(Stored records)
--- START ---

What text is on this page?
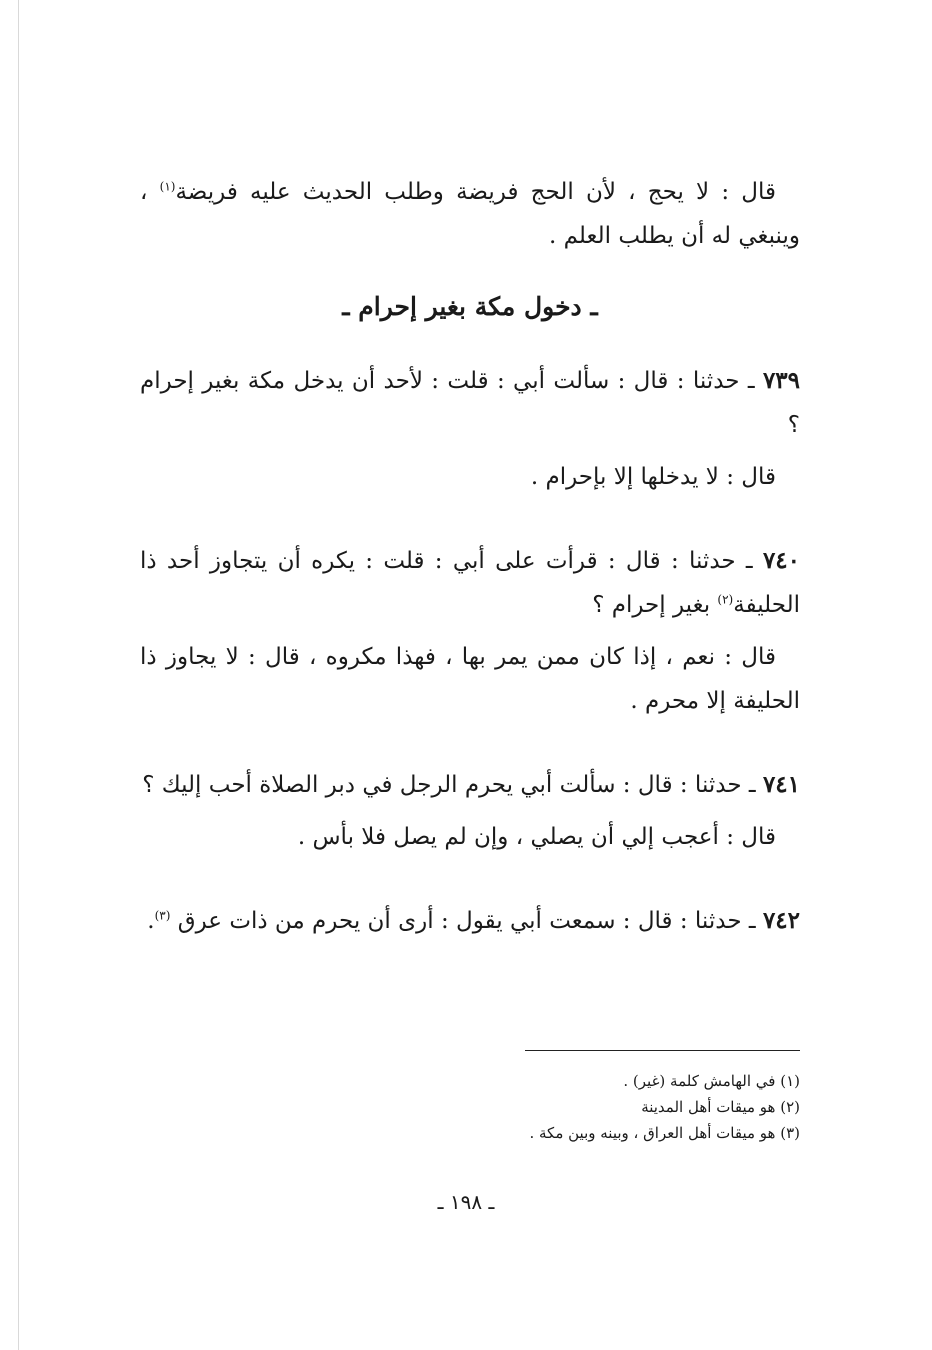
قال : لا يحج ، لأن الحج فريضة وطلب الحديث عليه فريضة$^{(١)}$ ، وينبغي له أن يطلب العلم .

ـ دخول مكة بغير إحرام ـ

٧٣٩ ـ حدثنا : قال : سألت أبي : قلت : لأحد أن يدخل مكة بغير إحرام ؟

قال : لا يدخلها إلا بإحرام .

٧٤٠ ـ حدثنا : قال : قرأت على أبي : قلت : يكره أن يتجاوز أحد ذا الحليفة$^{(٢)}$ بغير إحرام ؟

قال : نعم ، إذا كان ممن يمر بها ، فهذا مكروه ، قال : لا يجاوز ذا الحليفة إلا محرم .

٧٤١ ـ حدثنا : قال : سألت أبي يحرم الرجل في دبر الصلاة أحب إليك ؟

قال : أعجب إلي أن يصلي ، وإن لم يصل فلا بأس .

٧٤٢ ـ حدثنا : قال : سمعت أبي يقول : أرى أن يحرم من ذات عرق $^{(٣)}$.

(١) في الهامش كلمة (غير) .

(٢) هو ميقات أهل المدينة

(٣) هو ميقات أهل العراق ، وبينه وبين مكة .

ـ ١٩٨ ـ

--- END ---
--- START ---

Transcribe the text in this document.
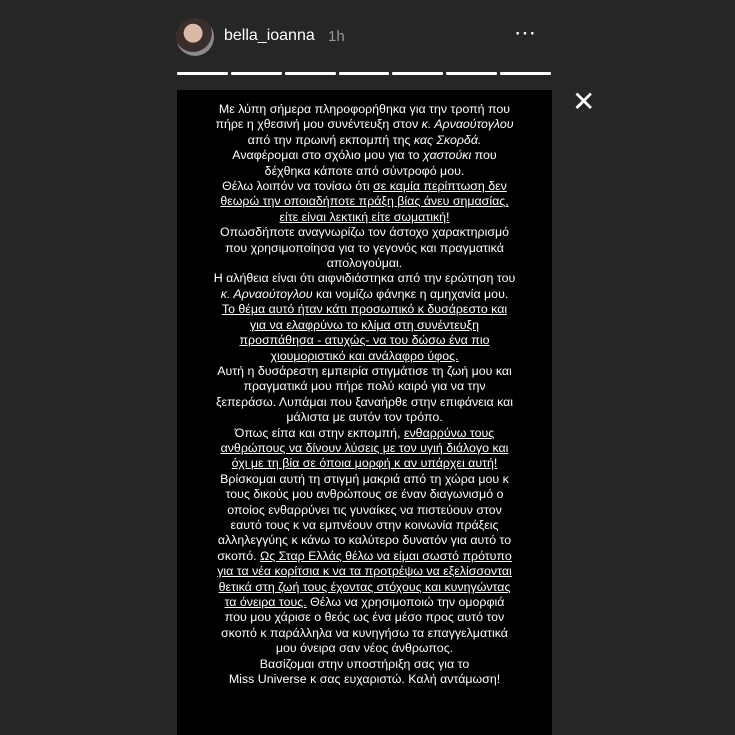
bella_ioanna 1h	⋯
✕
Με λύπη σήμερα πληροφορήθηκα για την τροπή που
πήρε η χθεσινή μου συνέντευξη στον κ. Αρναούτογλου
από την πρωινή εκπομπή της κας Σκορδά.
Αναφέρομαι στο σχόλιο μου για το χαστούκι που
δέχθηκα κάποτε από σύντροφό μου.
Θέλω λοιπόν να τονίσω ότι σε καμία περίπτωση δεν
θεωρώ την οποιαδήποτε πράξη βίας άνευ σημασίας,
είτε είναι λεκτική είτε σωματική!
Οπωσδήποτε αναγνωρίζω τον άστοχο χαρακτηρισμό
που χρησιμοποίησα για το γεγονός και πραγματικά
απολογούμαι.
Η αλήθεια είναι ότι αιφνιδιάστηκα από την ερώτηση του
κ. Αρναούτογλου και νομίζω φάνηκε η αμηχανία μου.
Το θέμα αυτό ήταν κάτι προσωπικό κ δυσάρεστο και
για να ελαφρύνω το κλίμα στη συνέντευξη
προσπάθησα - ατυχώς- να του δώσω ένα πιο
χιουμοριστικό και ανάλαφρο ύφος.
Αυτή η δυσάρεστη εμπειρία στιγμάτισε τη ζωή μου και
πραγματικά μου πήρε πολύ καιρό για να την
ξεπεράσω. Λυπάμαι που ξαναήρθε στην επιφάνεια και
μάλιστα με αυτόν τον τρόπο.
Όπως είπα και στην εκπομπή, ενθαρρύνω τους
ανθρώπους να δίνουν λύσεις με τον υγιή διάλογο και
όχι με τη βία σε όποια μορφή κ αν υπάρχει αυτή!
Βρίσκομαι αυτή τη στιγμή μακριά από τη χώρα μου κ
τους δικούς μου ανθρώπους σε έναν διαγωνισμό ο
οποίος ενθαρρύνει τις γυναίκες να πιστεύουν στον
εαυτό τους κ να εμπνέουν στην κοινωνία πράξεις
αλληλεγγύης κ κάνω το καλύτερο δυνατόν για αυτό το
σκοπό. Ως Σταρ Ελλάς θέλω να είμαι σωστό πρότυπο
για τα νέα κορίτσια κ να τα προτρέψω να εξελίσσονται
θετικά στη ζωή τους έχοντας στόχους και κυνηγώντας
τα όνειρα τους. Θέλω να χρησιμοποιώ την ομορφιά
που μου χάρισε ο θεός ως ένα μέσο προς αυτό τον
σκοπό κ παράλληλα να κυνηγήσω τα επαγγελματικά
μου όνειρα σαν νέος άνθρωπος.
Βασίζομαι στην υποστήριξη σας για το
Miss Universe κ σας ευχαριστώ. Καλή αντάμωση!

--- END ---

Pull every line containing "όνειρα" from the data.

→ **SOLUTION TO THE PROBLEM**:
τα όνειρα τους. Θέλω να χρησιμοποιώ την ομορφιά
μου όνειρα σαν νέος άνθρωπος.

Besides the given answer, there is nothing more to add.